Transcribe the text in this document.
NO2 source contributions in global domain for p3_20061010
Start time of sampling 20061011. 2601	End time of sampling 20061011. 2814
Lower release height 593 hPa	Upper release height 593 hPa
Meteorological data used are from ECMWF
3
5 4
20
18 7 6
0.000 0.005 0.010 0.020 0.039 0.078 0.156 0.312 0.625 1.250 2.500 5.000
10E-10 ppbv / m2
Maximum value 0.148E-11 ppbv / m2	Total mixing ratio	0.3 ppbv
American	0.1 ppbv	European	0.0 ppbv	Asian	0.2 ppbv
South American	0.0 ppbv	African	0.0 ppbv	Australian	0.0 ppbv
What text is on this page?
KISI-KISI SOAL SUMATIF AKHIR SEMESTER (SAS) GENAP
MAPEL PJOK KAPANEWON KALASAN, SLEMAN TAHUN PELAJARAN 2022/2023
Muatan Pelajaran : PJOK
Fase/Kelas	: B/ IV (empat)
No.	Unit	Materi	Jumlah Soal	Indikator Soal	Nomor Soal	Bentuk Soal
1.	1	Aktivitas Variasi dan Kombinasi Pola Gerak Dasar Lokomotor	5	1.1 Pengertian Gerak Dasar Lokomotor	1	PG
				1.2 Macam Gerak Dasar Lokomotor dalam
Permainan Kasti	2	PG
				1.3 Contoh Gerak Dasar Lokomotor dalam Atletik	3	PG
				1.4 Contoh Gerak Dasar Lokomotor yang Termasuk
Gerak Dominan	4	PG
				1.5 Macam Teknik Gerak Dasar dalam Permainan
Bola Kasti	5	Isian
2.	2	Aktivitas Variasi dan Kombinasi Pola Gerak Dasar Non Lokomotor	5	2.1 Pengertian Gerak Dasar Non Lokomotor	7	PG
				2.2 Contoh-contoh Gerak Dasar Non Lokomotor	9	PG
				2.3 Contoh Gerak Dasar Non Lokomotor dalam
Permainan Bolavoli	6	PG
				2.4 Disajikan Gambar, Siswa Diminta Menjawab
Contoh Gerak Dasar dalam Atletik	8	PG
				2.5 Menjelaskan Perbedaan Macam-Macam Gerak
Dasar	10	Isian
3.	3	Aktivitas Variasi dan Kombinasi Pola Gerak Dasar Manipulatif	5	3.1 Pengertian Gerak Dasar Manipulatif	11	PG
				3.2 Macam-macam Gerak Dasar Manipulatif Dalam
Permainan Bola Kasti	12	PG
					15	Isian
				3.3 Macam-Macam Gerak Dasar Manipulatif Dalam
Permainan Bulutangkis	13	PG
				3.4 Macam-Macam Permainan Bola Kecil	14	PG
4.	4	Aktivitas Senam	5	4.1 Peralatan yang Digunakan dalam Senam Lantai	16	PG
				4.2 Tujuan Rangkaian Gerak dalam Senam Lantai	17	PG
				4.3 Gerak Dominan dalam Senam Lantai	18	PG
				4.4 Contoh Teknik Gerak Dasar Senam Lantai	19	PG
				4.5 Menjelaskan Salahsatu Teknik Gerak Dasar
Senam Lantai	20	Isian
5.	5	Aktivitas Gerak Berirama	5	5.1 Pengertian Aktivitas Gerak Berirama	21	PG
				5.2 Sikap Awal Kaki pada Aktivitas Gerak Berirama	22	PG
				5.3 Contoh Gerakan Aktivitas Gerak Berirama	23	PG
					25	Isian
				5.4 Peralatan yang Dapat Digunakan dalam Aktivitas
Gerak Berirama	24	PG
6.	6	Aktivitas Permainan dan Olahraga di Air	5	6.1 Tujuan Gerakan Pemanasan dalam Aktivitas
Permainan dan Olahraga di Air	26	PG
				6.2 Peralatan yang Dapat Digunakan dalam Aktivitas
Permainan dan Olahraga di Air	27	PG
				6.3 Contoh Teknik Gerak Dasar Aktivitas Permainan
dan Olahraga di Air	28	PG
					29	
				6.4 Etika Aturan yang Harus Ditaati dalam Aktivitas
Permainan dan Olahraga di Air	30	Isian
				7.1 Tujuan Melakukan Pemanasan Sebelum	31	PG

- _Brief_
Pull every line containing the word "this" out of the material and copy it.

- _Task answer_
Transcribe the text in this document.
What text is on this page?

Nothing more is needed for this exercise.